Texte fourni:
———

Pas de russophobie d’État en Arménie

A.1088542.jpg.webp

Il y a quelques jours, visiblement courroucé par le sommet européen et la visite d’Etat du président Macron en Arménie, Dimitri Medvedev, ancien Président et Premier ministre russe, actuellement Vice-président du conseil de sécurité de la Fédération de Russie, avait en particulier vivement réagi sur sa chaîne « Télégram » à la rencontre entre le Premier ministre arménien Nikol Pachinian et le président ukrainien Volodymyr Zelensky. Avec le subtilité qui le caractérise, surtout lorsqu’il n’est pas à jeun, il les avait alors qualifié de « russophobes décérébrés ». Le politologue Vahram Atanessian réagit indirectement à son propos dans cette tribune que nous publions.

———

Tâche 1:
D'après le texte fourni, par quels mots Dimitri Medvedev a-t-il qualifié Nikol Pachinian et Volodymyr Zelensky ?
Tâche 2:
Recopiez le passage du texte fourni depuis « Il y a quelques » jusqu'à « que nous publions. » inclus.
Tâche 3:
Comment traduire en anglais cette phrase du texte fourni : « Le politologue Vahram Atanessian réagit indirectement à son propos dans cette tribune que nous publions. » ?

———

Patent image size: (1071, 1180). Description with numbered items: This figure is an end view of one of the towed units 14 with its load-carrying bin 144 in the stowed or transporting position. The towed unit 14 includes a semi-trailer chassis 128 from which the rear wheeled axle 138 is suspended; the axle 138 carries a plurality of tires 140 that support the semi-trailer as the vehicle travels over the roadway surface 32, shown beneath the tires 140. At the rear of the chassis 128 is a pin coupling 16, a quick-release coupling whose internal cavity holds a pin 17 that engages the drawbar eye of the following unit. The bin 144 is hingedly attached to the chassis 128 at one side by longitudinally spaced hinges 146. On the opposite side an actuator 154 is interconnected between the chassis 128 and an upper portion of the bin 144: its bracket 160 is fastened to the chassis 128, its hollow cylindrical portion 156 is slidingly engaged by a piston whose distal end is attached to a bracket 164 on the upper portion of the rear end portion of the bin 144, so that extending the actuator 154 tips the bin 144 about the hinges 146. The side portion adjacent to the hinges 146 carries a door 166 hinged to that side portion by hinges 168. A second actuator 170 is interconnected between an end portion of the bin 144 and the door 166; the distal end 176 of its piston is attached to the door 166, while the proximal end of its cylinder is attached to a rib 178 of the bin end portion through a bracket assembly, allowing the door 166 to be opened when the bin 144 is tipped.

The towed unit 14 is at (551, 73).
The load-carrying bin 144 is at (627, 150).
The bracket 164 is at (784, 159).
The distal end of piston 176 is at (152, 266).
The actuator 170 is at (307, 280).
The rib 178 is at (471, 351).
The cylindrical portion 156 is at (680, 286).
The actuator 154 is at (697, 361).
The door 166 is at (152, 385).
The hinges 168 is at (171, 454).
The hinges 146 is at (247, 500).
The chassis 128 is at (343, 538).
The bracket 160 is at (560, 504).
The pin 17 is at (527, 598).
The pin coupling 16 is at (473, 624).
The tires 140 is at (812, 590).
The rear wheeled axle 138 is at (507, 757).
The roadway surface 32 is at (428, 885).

———

Réponse finale 1:
« russophobes décérébrés »

Réponse finale 2:
Il y a quelques jours, visiblement courroucé par le sommet européen et la visite d’Etat du président Macron en Arménie, Dimitri Medvedev, ancien Président et Premier ministre russe, actuellement Vice-président du conseil de sécurité de la Fédération de Russie, avait en particulier vivement réagi sur sa chaîne « Télégram » à la rencontre entre le Premier ministre arménien Nikol Pachinian et le président ukrainien Volodymyr Zelensky. Avec le subtilité qui le caractérise, surtout lorsqu’il n’est pas à jeun, il les avait alors qualifié de « russophobes décérébrés ». Le politologue Vahram Atanessian réagit indirectement à son propos dans cette tribune que nous publions.

Réponse finale 3:
Political scientist Vahram Atanessian responds indirectly to his remarks in this opinion piece, which we are publishing.